*** TASK INPUT

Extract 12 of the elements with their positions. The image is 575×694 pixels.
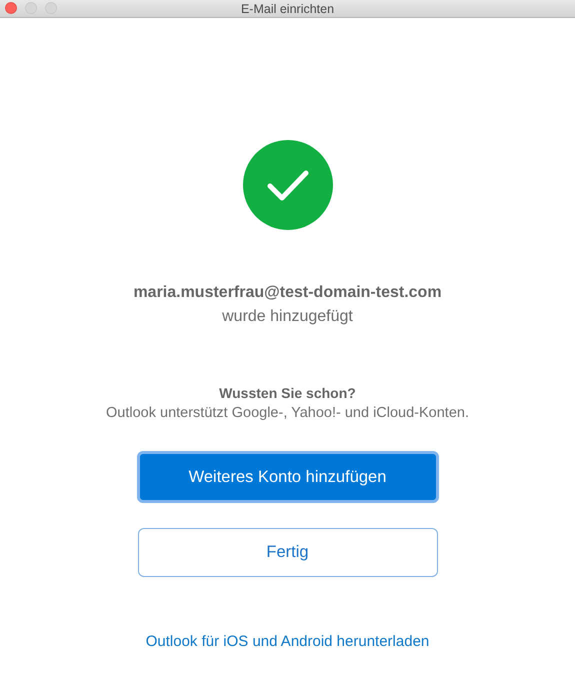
add-account-button[interactable]: Weiteres Konto hinzufügen xyxy=(136,451,438,503)
tip-text: Outlook unterstützt Google-, Yahoo!- und iCloud-Konten. xyxy=(106,405,469,421)
zoom-icon[interactable] xyxy=(45,2,57,14)
account-email: maria.musterfrau@test-domain-test.com xyxy=(133,284,442,302)
minimize-icon[interactable] xyxy=(25,2,37,14)
tip-heading: Wussten Sie schon? xyxy=(219,385,356,401)
status-message: wurde hinzugefügt xyxy=(222,308,353,326)
done-button[interactable]: Fertig xyxy=(138,528,438,577)
checkmark-icon xyxy=(242,140,332,230)
download-link[interactable]: Outlook für iOS und Android herunterladen xyxy=(146,633,430,650)
window-title: E-Mail einrichten xyxy=(240,2,334,16)
close-icon[interactable] xyxy=(5,2,17,14)
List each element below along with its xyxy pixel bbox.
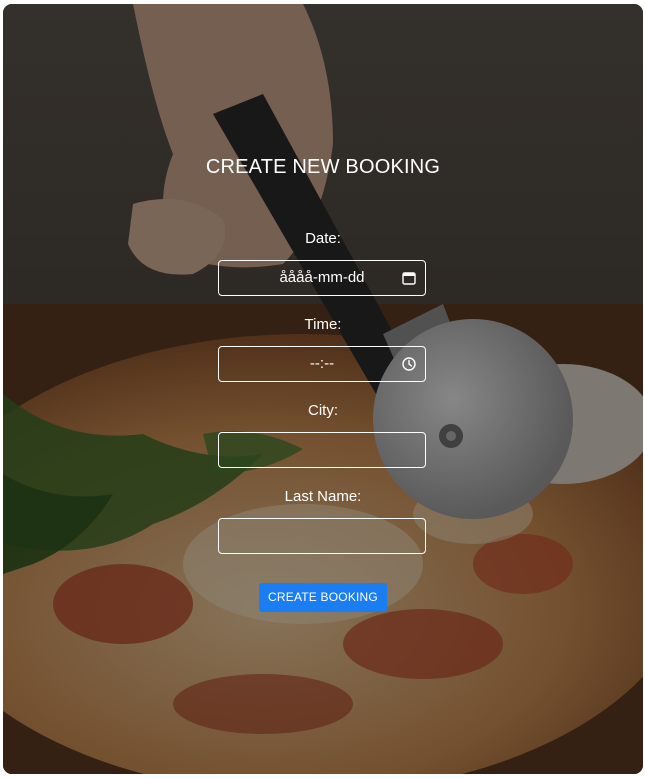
last-name-input-value: [219, 519, 425, 553]
city-input-value: [219, 433, 425, 467]
city-label: City:: [308, 402, 338, 419]
time-label: Time:: [304, 316, 342, 333]
time-input[interactable]: --:--: [218, 346, 426, 382]
date-input-value: åååå-mm-dd: [279, 269, 365, 286]
city-input[interactable]: [218, 432, 426, 468]
last-name-input[interactable]: [218, 518, 426, 554]
calendar-icon[interactable]: [401, 270, 417, 286]
date-label: Date:: [305, 230, 341, 247]
date-input[interactable]: åååå-mm-dd: [218, 260, 426, 296]
booking-form: CREATE NEW BOOKING Date: åååå-mm-dd Time…: [3, 4, 643, 774]
clock-icon[interactable]: [401, 356, 417, 372]
last-name-label: Last Name:: [284, 488, 362, 505]
time-input-value: --:--: [309, 355, 335, 372]
booking-card: CREATE NEW BOOKING Date: åååå-mm-dd Time…: [3, 4, 643, 774]
create-booking-button[interactable]: CREATE BOOKING: [259, 583, 387, 612]
page-title: CREATE NEW BOOKING: [205, 156, 441, 178]
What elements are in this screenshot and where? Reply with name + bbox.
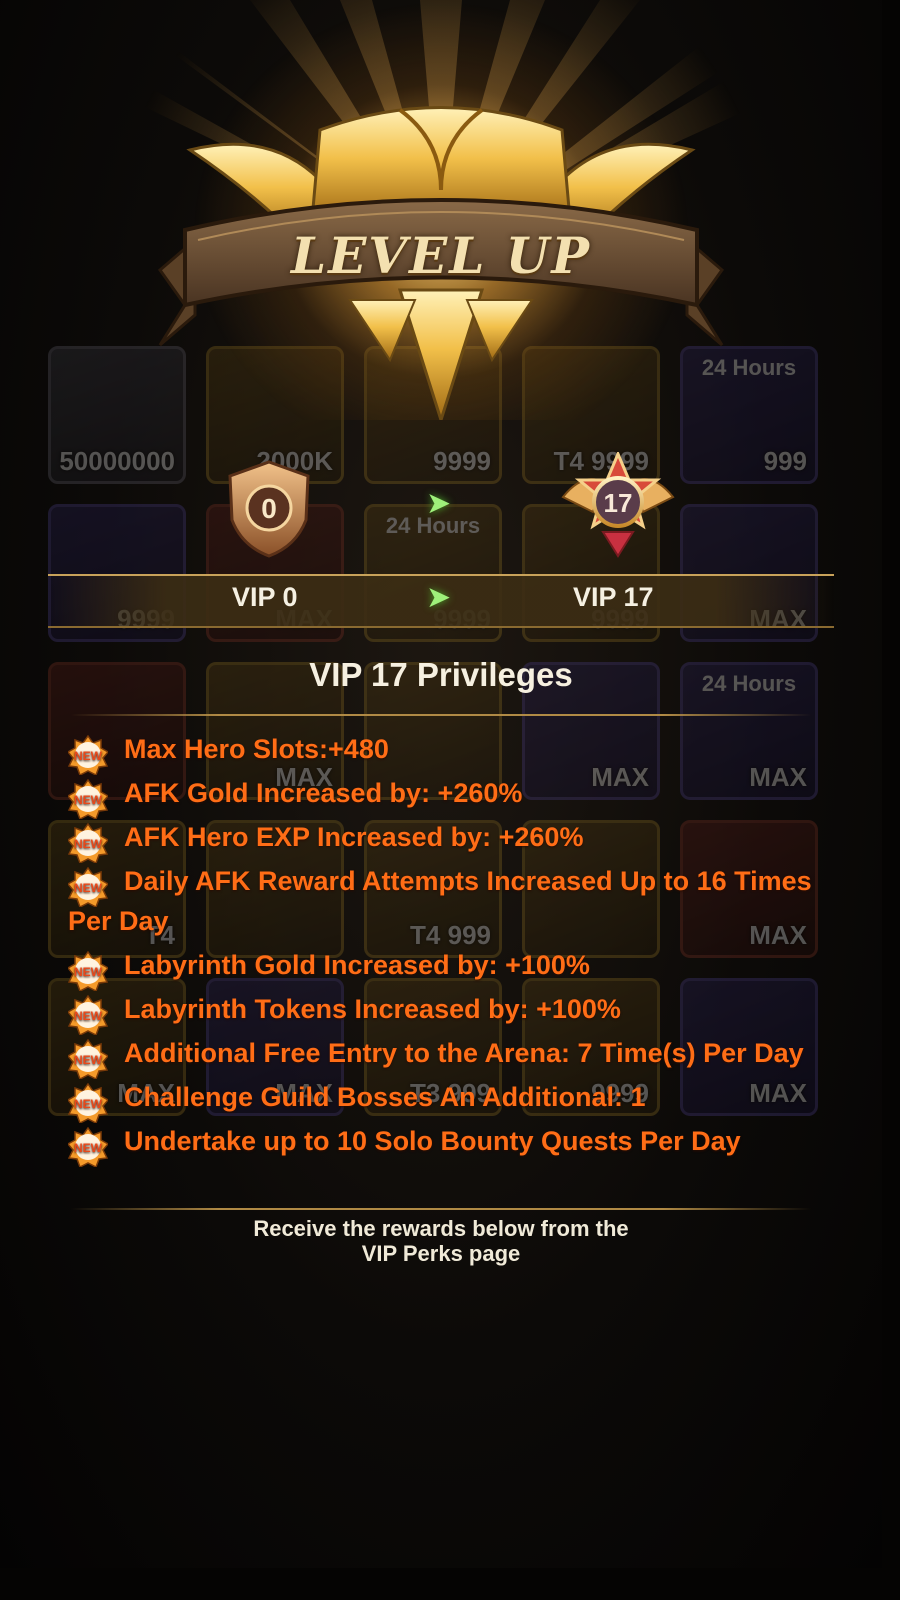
vip-17-number: 17 (604, 488, 633, 518)
new-badge-icon: NEW (68, 779, 108, 819)
divider (70, 1208, 812, 1210)
level-up-popup[interactable]: 500000002000K9999T4 999924 Hours9999999M… (0, 0, 882, 1568)
vip-17-badge-icon: 17 (561, 452, 675, 558)
new-badge-text: NEW (74, 1009, 103, 1023)
new-badge-text: NEW (74, 881, 103, 895)
double-chevron-right-icon: ➤ (426, 487, 452, 520)
new-badge-text: NEW (74, 1141, 103, 1155)
new-badge-text: NEW (74, 749, 103, 763)
new-badge-icon: NEW (68, 823, 108, 863)
new-badge-icon: NEW (68, 735, 108, 775)
vip-0-badge-icon: 0 (228, 460, 310, 558)
privilege-item: NEW Labyrinth Tokens Increased by: +100% (68, 989, 828, 1035)
new-badge-text: NEW (74, 965, 103, 979)
new-badge-text: NEW (74, 837, 103, 851)
vip-to-label: VIP 17 (573, 582, 654, 612)
privilege-text: Labyrinth Tokens Increased by: +100% (124, 994, 621, 1024)
privileges-list: NEW Max Hero Slots:+480 NEW AFK Gold Increa… (68, 729, 828, 1167)
new-badge-icon: NEW (68, 995, 108, 1035)
privilege-item: NEW Challenge Guild Bosses An Additional:… (68, 1077, 828, 1123)
privilege-item: NEW AFK Hero EXP Increased by: +260% (68, 817, 828, 863)
rewards-note: Receive the rewards below from the VIP P… (0, 1216, 882, 1266)
privilege-text: Additional Free Entry to the Arena: 7 Ti… (124, 1038, 804, 1068)
privileges-title: VIP 17 Privileges (309, 656, 573, 693)
privilege-item: NEW AFK Gold Increased by: +260% (68, 773, 828, 819)
vip-from-label: VIP 0 (232, 582, 298, 612)
new-badge-text: NEW (74, 793, 103, 807)
new-badge-icon: NEW (68, 1083, 108, 1123)
privilege-item: NEW Labyrinth Gold Increased by: +100% (68, 945, 828, 991)
rewards-note-line-2: VIP Perks page (361, 1241, 521, 1266)
double-chevron-right-icon: ➤ (426, 581, 452, 614)
privilege-item: NEW Daily AFK Reward Attempts Increased U… (68, 861, 828, 941)
privilege-text: Daily AFK Reward Attempts Increased Up t… (68, 866, 812, 936)
privilege-text: AFK Gold Increased by: +260% (124, 778, 523, 808)
privilege-item: NEW Undertake up to 10 Solo Bounty Quests… (68, 1121, 828, 1167)
new-badge-icon: NEW (68, 951, 108, 991)
privilege-text: Labyrinth Gold Increased by: +100% (124, 950, 590, 980)
privilege-text: AFK Hero EXP Increased by: +260% (124, 822, 584, 852)
new-badge-icon: NEW (68, 867, 108, 907)
new-badge-icon: NEW (68, 1127, 108, 1167)
divider (70, 714, 812, 716)
privilege-item: NEW Additional Free Entry to the Arena: 7… (68, 1033, 828, 1079)
new-badge-text: NEW (74, 1097, 103, 1111)
vip-transition: 0 ➤ 17 VIP 0 ➤ VIP 17 (48, 452, 834, 632)
privilege-text: Undertake up to 10 Solo Bounty Quests Pe… (124, 1126, 741, 1156)
level-up-title: LEVEL UP (291, 226, 591, 285)
privilege-item: NEW Max Hero Slots:+480 (68, 729, 828, 775)
new-badge-text: NEW (74, 1053, 103, 1067)
rewards-note-line-1: Receive the rewards below from the (253, 1216, 629, 1241)
vip-0-number: 0 (261, 493, 277, 524)
privilege-text: Max Hero Slots:+480 (124, 734, 389, 764)
new-badge-icon: NEW (68, 1039, 108, 1079)
privilege-text: Challenge Guild Bosses An Additional: 1 (124, 1082, 646, 1112)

******

INSTRUCTIONS TO FOLLOW
Reproduce all of the items above verbatim, omitting the pictures.

IN RESPONSE
Extract 12 of the elements with their positions. The image is 575×694 pixels.
add-account-button[interactable]: Weiteres Konto hinzufügen xyxy=(136,451,438,503)
tip-text: Outlook unterstützt Google-, Yahoo!- und iCloud-Konten. xyxy=(106,405,469,421)
zoom-icon[interactable] xyxy=(45,2,57,14)
account-email: maria.musterfrau@test-domain-test.com xyxy=(133,284,442,302)
minimize-icon[interactable] xyxy=(25,2,37,14)
tip-heading: Wussten Sie schon? xyxy=(219,385,356,401)
status-message: wurde hinzugefügt xyxy=(222,308,353,326)
done-button[interactable]: Fertig xyxy=(138,528,438,577)
checkmark-icon xyxy=(242,140,332,230)
download-link[interactable]: Outlook für iOS und Android herunterladen xyxy=(146,633,430,650)
window-title: E-Mail einrichten xyxy=(240,2,334,16)
close-icon[interactable] xyxy=(5,2,17,14)
List each element below along with its xyxy pixel bbox.
last-name-input-value: [219, 519, 425, 553]
city-input-value: [219, 433, 425, 467]
city-label: City:: [308, 402, 338, 419]
time-label: Time:: [304, 316, 342, 333]
time-input[interactable]: --:--: [218, 346, 426, 382]
date-input-value: åååå-mm-dd: [279, 269, 365, 286]
city-input[interactable]: [218, 432, 426, 468]
last-name-input[interactable]: [218, 518, 426, 554]
calendar-icon[interactable]: [401, 270, 417, 286]
date-label: Date:: [305, 230, 341, 247]
date-input[interactable]: åååå-mm-dd: [218, 260, 426, 296]
booking-form: CREATE NEW BOOKING Date: åååå-mm-dd Time…: [3, 4, 643, 774]
clock-icon[interactable]: [401, 356, 417, 372]
last-name-label: Last Name:: [284, 488, 362, 505]
time-input-value: --:--: [309, 355, 335, 372]
booking-card: CREATE NEW BOOKING Date: åååå-mm-dd Time…: [3, 4, 643, 774]
create-booking-button[interactable]: CREATE BOOKING: [259, 583, 387, 612]
page-title: CREATE NEW BOOKING: [205, 156, 441, 178]
What elements are in this screenshot and where? Reply with name + bbox.
vip-17-number: 17 (604, 488, 633, 518)
new-badge-icon: NEW (68, 779, 108, 819)
divider (70, 1208, 812, 1210)
level-up-popup[interactable]: 500000002000K9999T4 999924 Hours9999999M… (0, 0, 882, 1568)
vip-17-badge-icon: 17 (561, 452, 675, 558)
new-badge-text: NEW (74, 1009, 103, 1023)
new-badge-text: NEW (74, 881, 103, 895)
double-chevron-right-icon: ➤ (426, 487, 452, 520)
new-badge-text: NEW (74, 1141, 103, 1155)
new-badge-text: NEW (74, 749, 103, 763)
new-badge-icon: NEW (68, 823, 108, 863)
new-badge-icon: NEW (68, 735, 108, 775)
vip-0-badge-icon: 0 (228, 460, 310, 558)
privilege-item: NEW Labyrinth Tokens Increased by: +100% (68, 989, 828, 1035)
new-badge-text: NEW (74, 965, 103, 979)
new-badge-text: NEW (74, 837, 103, 851)
vip-to-label: VIP 17 (573, 582, 654, 612)
privilege-text: Labyrinth Tokens Increased by: +100% (124, 994, 621, 1024)
privileges-list: NEW Max Hero Slots:+480 NEW AFK Gold Increa… (68, 729, 828, 1167)
new-badge-icon: NEW (68, 995, 108, 1035)
privilege-item: NEW Challenge Guild Bosses An Additional:… (68, 1077, 828, 1123)
privilege-item: NEW AFK Hero EXP Increased by: +260% (68, 817, 828, 863)
rewards-note: Receive the rewards below from the VIP P… (0, 1216, 882, 1266)
privilege-text: Additional Free Entry to the Arena: 7 Ti… (124, 1038, 804, 1068)
privileges-title: VIP 17 Privileges (309, 656, 573, 693)
privilege-item: NEW AFK Gold Increased by: +260% (68, 773, 828, 819)
vip-from-label: VIP 0 (232, 582, 298, 612)
new-badge-text: NEW (74, 793, 103, 807)
new-badge-icon: NEW (68, 1083, 108, 1123)
privilege-item: NEW Labyrinth Gold Increased by: +100% (68, 945, 828, 991)
rewards-note-line-2: VIP Perks page (361, 1241, 521, 1266)
double-chevron-right-icon: ➤ (426, 581, 452, 614)
privilege-item: NEW Daily AFK Reward Attempts Increased U… (68, 861, 828, 941)
privilege-text: Daily AFK Reward Attempts Increased Up t… (68, 866, 812, 936)
privilege-text: AFK Gold Increased by: +260% (124, 778, 523, 808)
privilege-item: NEW Undertake up to 10 Solo Bounty Quests… (68, 1121, 828, 1167)
new-badge-icon: NEW (68, 951, 108, 991)
privilege-text: Labyrinth Gold Increased by: +100% (124, 950, 590, 980)
privilege-text: AFK Hero EXP Increased by: +260% (124, 822, 584, 852)
new-badge-icon: NEW (68, 867, 108, 907)
new-badge-icon: NEW (68, 1127, 108, 1167)
divider (70, 714, 812, 716)
privilege-item: NEW Additional Free Entry to the Arena: 7… (68, 1033, 828, 1079)
new-badge-text: NEW (74, 1097, 103, 1111)
vip-transition: 0 ➤ 17 VIP 0 ➤ VIP 17 (48, 452, 834, 632)
privilege-text: Undertake up to 10 Solo Bounty Quests Pe… (124, 1126, 741, 1156)
level-up-title: LEVEL UP (291, 226, 591, 285)
privilege-item: NEW Max Hero Slots:+480 (68, 729, 828, 775)
new-badge-text: NEW (74, 1053, 103, 1067)
rewards-note-line-1: Receive the rewards below from the (253, 1216, 629, 1241)
vip-0-number: 0 (261, 493, 277, 524)
privilege-text: Max Hero Slots:+480 (124, 734, 389, 764)
new-badge-icon: NEW (68, 1039, 108, 1079)
privilege-text: Challenge Guild Bosses An Additional: 1 (124, 1082, 646, 1112)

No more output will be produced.